Instructions for the task:
Find all lines in the records that include the word "this", and copy them out.
▬▬▬▬▬▬▬▬▬▬
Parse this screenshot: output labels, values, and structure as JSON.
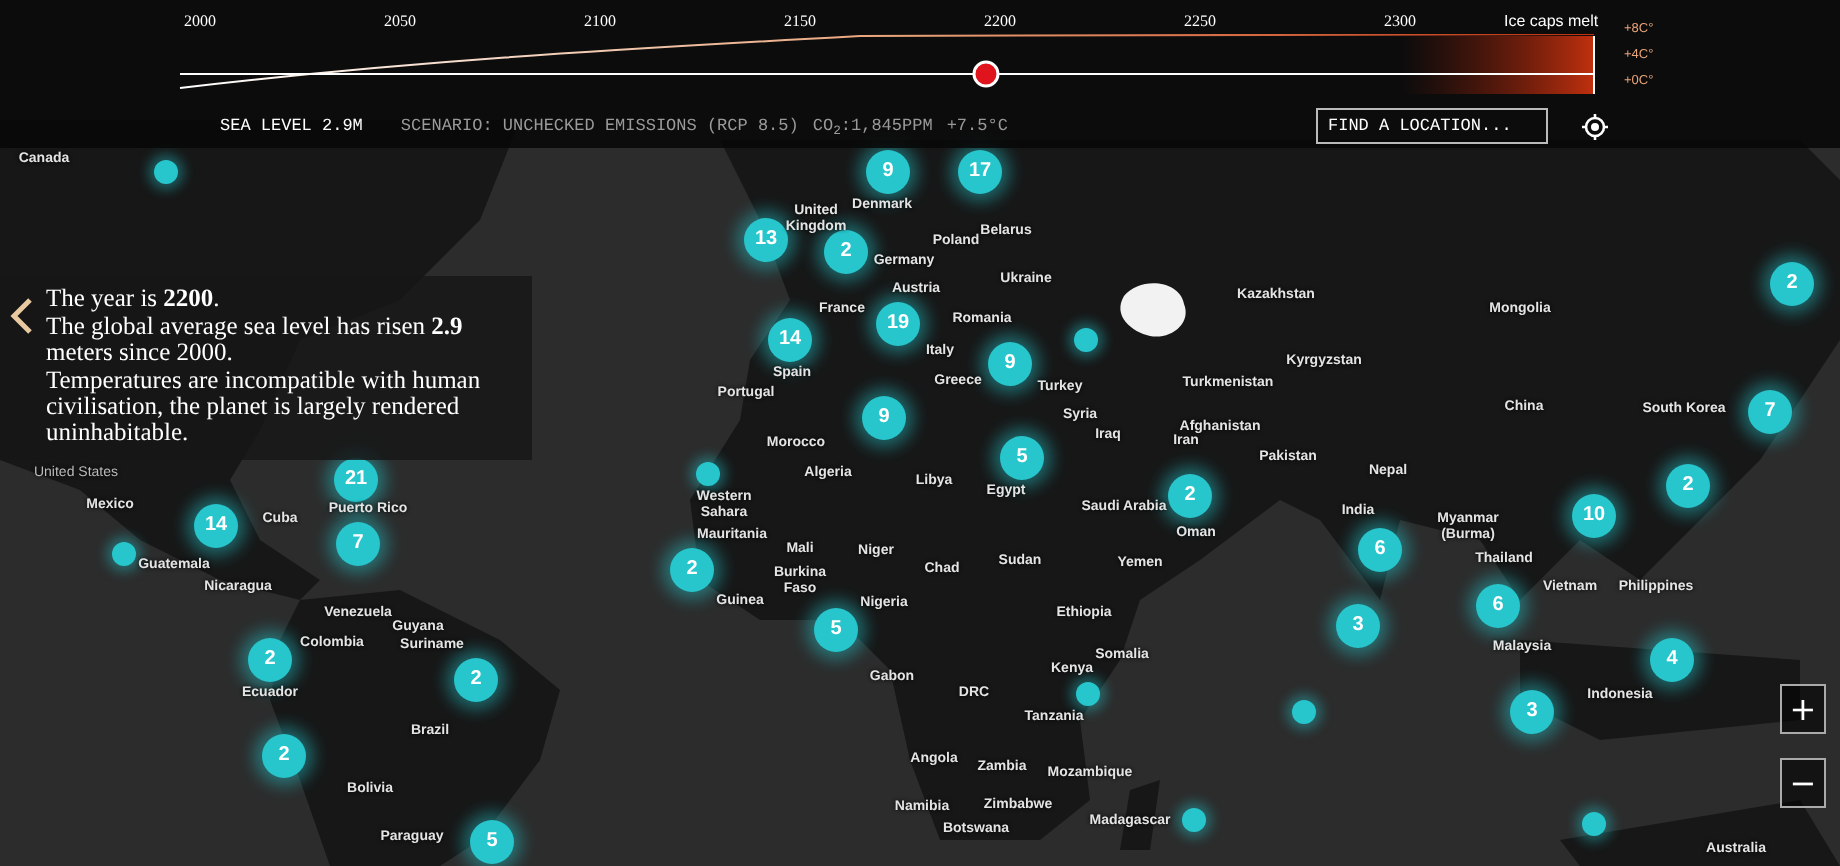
{
  "timeline": {
    "ticks": [
      "2000",
      "2050",
      "2100",
      "2150",
      "2200",
      "2250",
      "2300"
    ],
    "end_label": "Ice caps melt",
    "temperature_labels": [
      "+8C°",
      "+4C°",
      "+0C°"
    ],
    "level": 0.57
  },
  "status": {
    "sea_level": "SEA LEVEL 2.9M",
    "scenario": "SCENARIO: UNCHECKED EMISSIONS (RCP 8.5)",
    "co2": "CO$_{2}$:1,845PPM",
    "temperature": "+7.5°C"
  },
  "search": {
    "placeholder": "FIND A LOCATION..."
  },
  "info_panel": {
    "lines": [
      "The year is **2200**.",
      "The global average sea level has risen  **2.9** meters since 2000.",
      "Temperatures are incompatible with human civilisation, the planet is largely rendered uninhabitable."
    ]
  },
  "map": {
    "labels": [
      {
        "text": "Canada"
      },
      {
        "text": "United Kingdom"
      },
      {
        "text": "Denmark"
      },
      {
        "text": "Germany"
      },
      {
        "text": "Poland"
      },
      {
        "text": "Belarus"
      },
      {
        "text": "Ukraine"
      },
      {
        "text": "Austria"
      },
      {
        "text": "France"
      },
      {
        "text": "Romania"
      },
      {
        "text": "Italy"
      },
      {
        "text": "Spain"
      },
      {
        "text": "Portugal"
      },
      {
        "text": "Greece"
      },
      {
        "text": "Turkey"
      },
      {
        "text": "Syria"
      },
      {
        "text": "Iraq"
      },
      {
        "text": "Iran"
      },
      {
        "text": "Kazakhstan"
      },
      {
        "text": "Kyrgyzstan"
      },
      {
        "text": "Turkmenistan"
      },
      {
        "text": "Afghanistan"
      },
      {
        "text": "Pakistan"
      },
      {
        "text": "Nepal"
      },
      {
        "text": "Mongolia"
      },
      {
        "text": "China"
      },
      {
        "text": "South Korea"
      },
      {
        "text": "Morocco"
      },
      {
        "text": "Algeria"
      },
      {
        "text": "Libya"
      },
      {
        "text": "Egypt"
      },
      {
        "text": "Western Sahara"
      },
      {
        "text": "Saudi Arabia"
      },
      {
        "text": "Oman"
      },
      {
        "text": "India"
      },
      {
        "text": "Myanmar (Burma)"
      },
      {
        "text": "Thailand"
      },
      {
        "text": "Vietnam"
      },
      {
        "text": "Philippines"
      },
      {
        "text": "Malaysia"
      },
      {
        "text": "Indonesia"
      },
      {
        "text": "Mexico"
      },
      {
        "text": "Cuba"
      },
      {
        "text": "Puerto Rico"
      },
      {
        "text": "Guatemala"
      },
      {
        "text": "Nicaragua"
      },
      {
        "text": "Venezuela"
      },
      {
        "text": "Colombia"
      },
      {
        "text": "Guyana"
      },
      {
        "text": "Suriname"
      },
      {
        "text": "Ecuador"
      },
      {
        "text": "Brazil"
      },
      {
        "text": "Bolivia"
      },
      {
        "text": "Paraguay"
      },
      {
        "text": "Mauritania"
      },
      {
        "text": "Mali"
      },
      {
        "text": "Niger"
      },
      {
        "text": "Burkina Faso"
      },
      {
        "text": "Guinea"
      },
      {
        "text": "Nigeria"
      },
      {
        "text": "Chad"
      },
      {
        "text": "Sudan"
      },
      {
        "text": "Yemen"
      },
      {
        "text": "Ethiopia"
      },
      {
        "text": "Somalia"
      },
      {
        "text": "Kenya"
      },
      {
        "text": "Gabon"
      },
      {
        "text": "DRC"
      },
      {
        "text": "Tanzania"
      },
      {
        "text": "Angola"
      },
      {
        "text": "Zambia"
      },
      {
        "text": "Mozambique"
      },
      {
        "text": "Namibia"
      },
      {
        "text": "Zimbabwe"
      },
      {
        "text": "Botswana"
      },
      {
        "text": "Madagascar"
      },
      {
        "text": "Australia"
      },
      {
        "text": "United States"
      }
    ],
    "clusters": [
      {
        "count": "9"
      },
      {
        "count": "17"
      },
      {
        "count": "13"
      },
      {
        "count": "2"
      },
      {
        "count": "19"
      },
      {
        "count": "14"
      },
      {
        "count": "9"
      },
      {
        "count": "9"
      },
      {
        "count": "5"
      },
      {
        "count": "2"
      },
      {
        "count": "2"
      },
      {
        "count": "7"
      },
      {
        "count": "2"
      },
      {
        "count": "10"
      },
      {
        "count": "6"
      },
      {
        "count": "6"
      },
      {
        "count": "3"
      },
      {
        "count": "4"
      },
      {
        "count": "3"
      },
      {
        "count": "21"
      },
      {
        "count": "14"
      },
      {
        "count": "7"
      },
      {
        "count": "2"
      },
      {
        "count": "5"
      },
      {
        "count": "2"
      },
      {
        "count": "2"
      },
      {
        "count": "2"
      },
      {
        "count": "5"
      }
    ]
  },
  "zoom": {
    "buttons": [
      "+",
      "−"
    ]
  }
}
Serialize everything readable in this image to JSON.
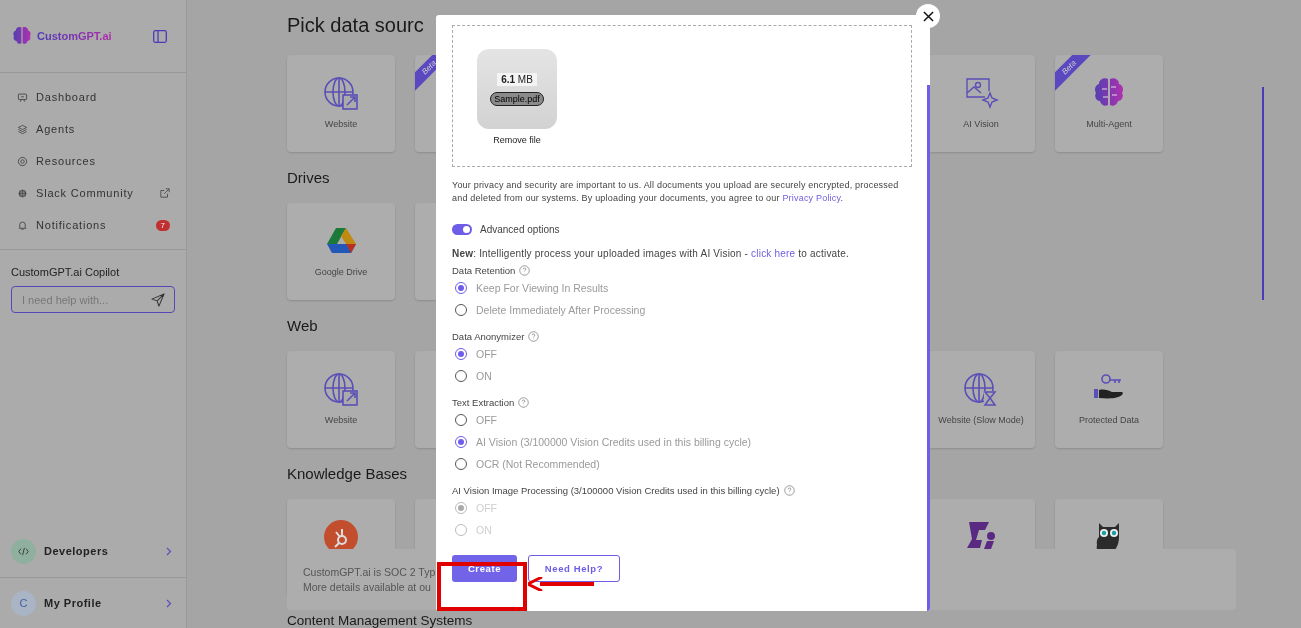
{
  "sidebar": {
    "brand": "CustomGPT.ai",
    "nav": [
      {
        "label": "Dashboard"
      },
      {
        "label": "Agents"
      },
      {
        "label": "Resources"
      },
      {
        "label": "Slack Community",
        "external": true
      },
      {
        "label": "Notifications",
        "badge": "7"
      }
    ],
    "copilot": {
      "title": "CustomGPT.ai Copilot",
      "placeholder": "I need help with..."
    },
    "developers": {
      "label": "Developers"
    },
    "profile": {
      "avatar": "C",
      "label": "My Profile"
    }
  },
  "main": {
    "title": "Pick data sourc",
    "sections": [
      {
        "cards": [
          {
            "kind": "globe",
            "label": "Website"
          },
          {
            "kind": "blank",
            "beta": "Beta"
          }
        ],
        "cards_right": [
          {
            "kind": "vision",
            "label": "AI Vision"
          },
          {
            "kind": "brain",
            "label": "Multi-Agent",
            "beta": "Beta"
          }
        ]
      },
      {
        "title": "Drives",
        "cards": [
          {
            "kind": "drive",
            "label": "Google Drive"
          }
        ]
      },
      {
        "title": "Web",
        "cards": [
          {
            "kind": "globe",
            "label": "Website"
          }
        ],
        "cards_right": [
          {
            "kind": "hourglass",
            "label": "Website (Slow Mode)"
          },
          {
            "kind": "key",
            "label": "Protected Data"
          }
        ]
      },
      {
        "title": "Knowledge Bases",
        "cards": [
          {
            "kind": "hubspot"
          }
        ],
        "cards_right": [
          {
            "kind": "dlogo"
          },
          {
            "kind": "owl"
          }
        ]
      },
      {
        "title": "Content Management Systems"
      }
    ],
    "banner": [
      "CustomGPT.ai is SOC 2 Typ",
      "More details available at ou"
    ]
  },
  "modal": {
    "file": {
      "size": "**6.1** MB",
      "name": "Sample.pdf",
      "remove": "Remove file"
    },
    "privacy": {
      "text": "Your privacy and security are important to us. All documents you upload are securely encrypted, processed and deleted from our systems. By uploading your documents, you agree to our ",
      "link": "Privacy Policy",
      "after": "."
    },
    "advanced": {
      "label": "Advanced options",
      "on": true
    },
    "notice": {
      "text": "**New**: Intelligently process your uploaded images with AI Vision - ",
      "link": "click here",
      "after": " to activate."
    },
    "groups": [
      {
        "label": "Data Retention",
        "options": [
          {
            "label": "Keep For Viewing In Results",
            "selected": true,
            "disabled": false
          },
          {
            "label": "Delete Immediately After Processing",
            "selected": false,
            "disabled": false
          }
        ]
      },
      {
        "label": "Data Anonymizer",
        "options": [
          {
            "label": "OFF",
            "selected": true,
            "disabled": false
          },
          {
            "label": "ON",
            "selected": false,
            "disabled": false
          }
        ]
      },
      {
        "label": "Text Extraction",
        "options": [
          {
            "label": "OFF",
            "selected": false,
            "disabled": false
          },
          {
            "label": "AI Vision (3/100000 Vision Credits used in this billing cycle)",
            "selected": true,
            "disabled": false
          },
          {
            "label": "OCR (Not Recommended)",
            "selected": false,
            "disabled": false
          }
        ]
      },
      {
        "label": "AI Vision Image Processing (3/100000 Vision Credits used in this billing cycle)",
        "options": [
          {
            "label": "OFF",
            "selected": true,
            "disabled": true
          },
          {
            "label": "ON",
            "selected": false,
            "disabled": true
          }
        ]
      }
    ],
    "buttons": {
      "primary": "Create",
      "secondary": "Need Help?"
    }
  }
}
▬▬▬▬▬▬▬▬▬▬
Solution to the exercise:
Parse this screenshot: output labels, values, and structure as JSON.
Serialize everything readable in this image to JSON.
            "label": "AI Vision (3/100000 Vision Credits used in this billing cycle)",
        "label": "AI Vision Image Processing (3/100000 Vision Credits used in this billing cycle)",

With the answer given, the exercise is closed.